===== Quoted passage
Vertica database servers expect to receive all data in UTF-8 and Vertica outputs all data in UTF-8. However, you can load or insert data into Vertica that is non UTF-8, but you’ll want to clean it up.
I used to recommend the REGEXP_REPLACE function for that task, but now there is a better way!
Vertica 10.1.x introduces the MAKEUTF8 built-in function that coerces a string to UTF-8 by removing or replacing non-UTF-8 characters.
The old way of removing non-UTF-8 characters:
dbadmin=> \d nonutf_test;
List of Fields by Tables
Schema | Table | Column | Type | Size | Default | Not Null | Primary Key | Foreign Key
--------+-------------+--------+--------------+------+---------+----------+-------------+-------------
public | nonutf_test | c | varchar(100) | 100 | | f | f |
(1 row)
dbadmin=> INSERT INTO nonutf_test SELECT E'\xa0' || 'Test!' || E'\xa0';
OUTPUT
--------
1
(1 row)
dbadmin=> SELECT c, REGEXP_REPLACE(c, '[^\t\r\n\x20-\x7E]+', '', 1, 0, 'b') FROM nonutf_test ;
c | REGEXP_REPLACE
---------+----------------
▒Test!▒ | Test!
(1 row)
dbadmin=> SELECT * FROM nonutf_test;
c
---------
▒Test!▒
(1 row)
==========
===== Entries
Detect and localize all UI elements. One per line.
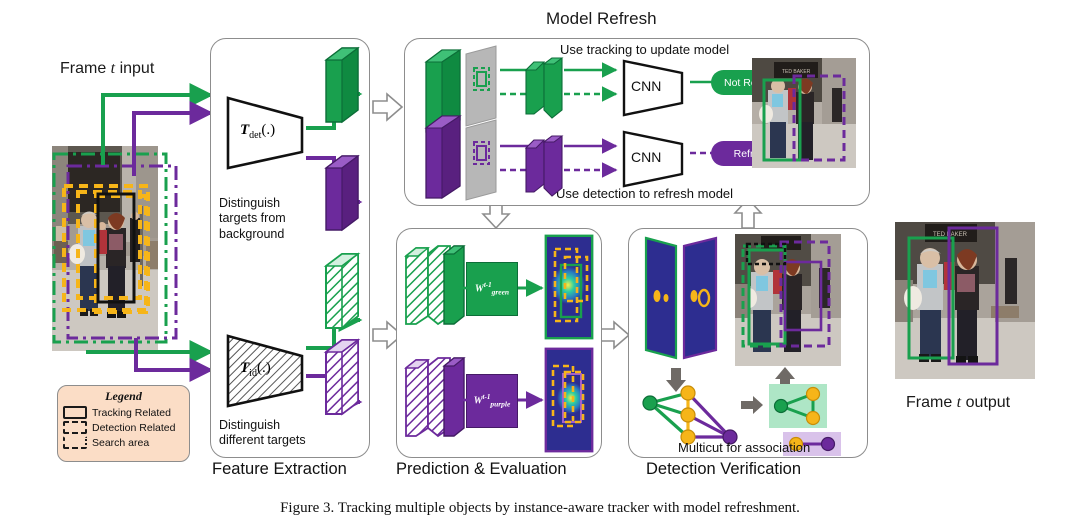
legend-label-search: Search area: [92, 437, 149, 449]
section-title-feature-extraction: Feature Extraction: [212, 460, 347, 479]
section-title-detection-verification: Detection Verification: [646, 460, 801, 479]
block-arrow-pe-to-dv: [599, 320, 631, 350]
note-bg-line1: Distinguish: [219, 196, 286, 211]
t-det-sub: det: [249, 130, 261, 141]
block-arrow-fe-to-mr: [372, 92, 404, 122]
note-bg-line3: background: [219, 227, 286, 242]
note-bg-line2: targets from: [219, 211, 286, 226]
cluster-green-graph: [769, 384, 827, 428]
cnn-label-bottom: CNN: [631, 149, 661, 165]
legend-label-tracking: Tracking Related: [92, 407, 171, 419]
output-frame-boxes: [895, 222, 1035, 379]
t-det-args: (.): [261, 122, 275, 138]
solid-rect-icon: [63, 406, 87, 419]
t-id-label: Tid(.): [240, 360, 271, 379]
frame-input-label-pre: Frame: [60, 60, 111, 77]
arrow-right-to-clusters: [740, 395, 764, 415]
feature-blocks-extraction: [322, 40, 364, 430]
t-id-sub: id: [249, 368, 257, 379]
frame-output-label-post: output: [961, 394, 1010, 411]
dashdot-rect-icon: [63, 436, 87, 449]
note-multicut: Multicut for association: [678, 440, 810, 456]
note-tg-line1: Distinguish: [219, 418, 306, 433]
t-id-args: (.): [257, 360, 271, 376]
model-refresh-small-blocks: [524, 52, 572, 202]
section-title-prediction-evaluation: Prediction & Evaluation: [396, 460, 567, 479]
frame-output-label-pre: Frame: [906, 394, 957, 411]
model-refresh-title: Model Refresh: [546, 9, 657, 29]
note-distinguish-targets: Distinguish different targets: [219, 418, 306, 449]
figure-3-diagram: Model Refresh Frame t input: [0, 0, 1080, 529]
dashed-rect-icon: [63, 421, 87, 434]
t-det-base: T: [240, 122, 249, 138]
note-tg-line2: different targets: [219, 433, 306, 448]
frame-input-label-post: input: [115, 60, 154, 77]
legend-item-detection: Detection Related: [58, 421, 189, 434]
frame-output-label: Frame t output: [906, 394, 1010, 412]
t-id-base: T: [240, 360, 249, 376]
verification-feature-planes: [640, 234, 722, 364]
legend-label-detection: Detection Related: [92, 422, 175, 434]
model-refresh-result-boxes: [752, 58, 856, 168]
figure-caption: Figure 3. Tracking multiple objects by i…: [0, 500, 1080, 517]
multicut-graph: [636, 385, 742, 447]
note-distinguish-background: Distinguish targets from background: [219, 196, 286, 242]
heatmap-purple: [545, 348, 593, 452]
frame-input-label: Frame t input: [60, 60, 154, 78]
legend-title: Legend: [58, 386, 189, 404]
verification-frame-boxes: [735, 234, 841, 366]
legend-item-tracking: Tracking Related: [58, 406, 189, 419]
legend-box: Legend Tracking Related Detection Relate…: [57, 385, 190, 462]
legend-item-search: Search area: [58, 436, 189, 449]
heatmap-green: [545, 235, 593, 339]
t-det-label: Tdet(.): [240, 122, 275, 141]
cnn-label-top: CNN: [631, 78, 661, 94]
==========
> _Written tasks_:
(1) Rewrite the part of the Vertica UTF-8 article that opens with the words containing "Vertica database servers" and closes with "clean it up.", changing "clean it up" to "tidy it up".
(2) Does each statement agree with the Vertica UTF-8 article? Answer yes or no for each, quoting the deciding words. (a) The MAKEUTF8 function first appears in Vertica 10.1.x. (b) Vertica will not accept loading or inserting non-UTF-8 data. (c) Column c in the nonutf_test table has the type varchar(100).
(3) Pick up the Vertica UTF-8 article where it stops and continue writing it.
The entries come from a different source than the Vertica UTF-8 article.

> _Written responses_:
(1)
Vertica database servers expect to receive all data in UTF-8 and Vertica outputs all data in UTF-8. However, you can load or insert data into Vertica that is non UTF-8, but you’ll want to tidy it up.

(2)
(a) Yes: "Vertica 10.1.x introduces the MAKEUTF8 built-in function"
(b) No: "you can load or insert data into Vertica that is non UTF-8"
(c) Yes: "public | nonutf_test | c | varchar(100)"

(3)
dbadmin=> UPDATE /*+ DIRECT */ nonutf_test SET c = REGEXP_REPLACE(c, '[^\t\r\n\x20-\x7E]+', '', 1, 0, 'b');
OUTPUT
--------
1
(1 row)
dbadmin=> SELECT * FROM nonutf_test;
c
-------
Test!
(1 row)
Now the new and improved way:
verticademos=> TRUNCATE TABLE nonutf_test;
TRUNCATE TABLE
verticademos=> INSERT INTO nonutf_test SELECT E'\xa0' || 'Test!' || E'\xa0';
OUTPUT
--------
1
(1 row)
verticademos=> SELECT c, makeutf8(c) FROM nonutf_test;
c | makeutf8
---------+----------
▒Test!▒ | Test!
(1 row)
verticademos=> SELECT c, makeutf8(c) "Removed non-UTF8 Junk!" FROM nonutf_test;
c | Removed non-UTF8 Junk!
---------+------------------------
▒Test!▒ | Test!
(1 row)
verticademos=> UPDATE nonutf_test SET c = makeutf8(c);
OUTPUT
--------
1
(1 row)
verticademos=> SELECT * FROM nonutf_test;
c
-------
Test!
(1 row)